• **Trecho da página**
########################################
Brasil mantém apenas 129 militares na fronteira com a Venezuela em meio a crise internacional
O Exército Brasileiro informou que atualmente conta com 129 militares no Posto Especial de Fronteira (PEF) em Pacaraima, no estado de Roraima, para monitorar a fronteira com a Venezuela, mesmo diante da crescente instabilidade no país vizinho. 
Segundo o general de brigada Roberto Pereira Angrizani, comandante da 1ª Brigada de Infantaria de Selva, o efetivo não foi reforçado porque o fluxo migratório continua estável, apesar da tensão desencadeada após ataques dos Estados Unidos à Venezuela e a captura do presidente Nicolás Maduro e de sua esposa na madrugada de 3 de janeiro. 
O general explicou que a tropa tem intensificado o monitoramento e o patrulhamento, especialmente no trecho de acesso ao Brasil, e que há tropas em Boa Vista prontas para reforçar o efetivo caso seja necessário. 
Além da atuação militar, a Polícia Militar de Roraima também ampliou o número de agentes na região para evitar entradas irregulares no país por rotas alternativas, segundo o governo estadual.
########################################
• **Tarefa a realizar**
Prossiga a notícia sobre o efetivo militar brasileiro na fronteira com a Venezuela, começando logo após a última frase apresentada.

• **Trechos do conjunto de dados**
########################################
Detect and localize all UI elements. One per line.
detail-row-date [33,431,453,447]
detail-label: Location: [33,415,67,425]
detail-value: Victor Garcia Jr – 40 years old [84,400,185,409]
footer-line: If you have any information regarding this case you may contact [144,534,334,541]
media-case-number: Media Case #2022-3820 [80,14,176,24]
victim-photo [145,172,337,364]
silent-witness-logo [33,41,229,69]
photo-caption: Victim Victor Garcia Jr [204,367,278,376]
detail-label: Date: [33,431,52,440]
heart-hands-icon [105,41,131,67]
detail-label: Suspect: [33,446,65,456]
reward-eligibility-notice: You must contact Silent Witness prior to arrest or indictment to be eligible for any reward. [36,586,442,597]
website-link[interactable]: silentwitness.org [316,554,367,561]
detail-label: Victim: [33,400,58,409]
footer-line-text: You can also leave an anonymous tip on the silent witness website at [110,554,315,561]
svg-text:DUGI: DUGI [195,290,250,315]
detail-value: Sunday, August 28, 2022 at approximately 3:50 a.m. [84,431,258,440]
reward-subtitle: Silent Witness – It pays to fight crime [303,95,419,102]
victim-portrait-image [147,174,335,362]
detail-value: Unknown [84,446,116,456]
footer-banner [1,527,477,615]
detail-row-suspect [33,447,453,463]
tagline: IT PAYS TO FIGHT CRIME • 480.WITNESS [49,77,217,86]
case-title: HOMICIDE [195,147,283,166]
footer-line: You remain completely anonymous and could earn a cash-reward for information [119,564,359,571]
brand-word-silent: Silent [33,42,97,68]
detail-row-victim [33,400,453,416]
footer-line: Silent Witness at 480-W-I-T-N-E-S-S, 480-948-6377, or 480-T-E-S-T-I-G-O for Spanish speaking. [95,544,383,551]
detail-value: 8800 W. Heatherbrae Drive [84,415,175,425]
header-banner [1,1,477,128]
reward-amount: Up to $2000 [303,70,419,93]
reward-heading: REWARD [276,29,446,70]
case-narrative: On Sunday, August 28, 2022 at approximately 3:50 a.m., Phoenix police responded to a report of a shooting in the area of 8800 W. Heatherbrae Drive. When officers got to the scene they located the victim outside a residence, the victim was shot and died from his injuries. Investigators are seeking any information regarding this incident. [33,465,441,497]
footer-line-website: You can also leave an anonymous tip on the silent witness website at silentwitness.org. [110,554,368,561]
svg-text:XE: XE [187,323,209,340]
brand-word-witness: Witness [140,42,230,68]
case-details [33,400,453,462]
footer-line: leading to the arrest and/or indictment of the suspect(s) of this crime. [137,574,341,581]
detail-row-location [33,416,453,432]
########################################
• **Resultado da tarefa**
A fronteira entre o Brasil e a Venezuela tem mais de 2.199 quilômetros de extensão — sendo cerca de 90 km por linhas convencionais e o restante por divisor de águas, passando por Roraima e Amazonas. 
A operação militar dos Estados Unidos na Venezuela, que envolveu bombardeios e resultou na captura de Maduro, provocou ampla repercussão internacional e foi condenada pelo governo brasileiro como uma violação da soberania venezuelana. 
O efetivo de militares brasileiros na fronteira segue sob vigilância e pode ser reforçado conforme a evolução da situação internacional e das condições na região.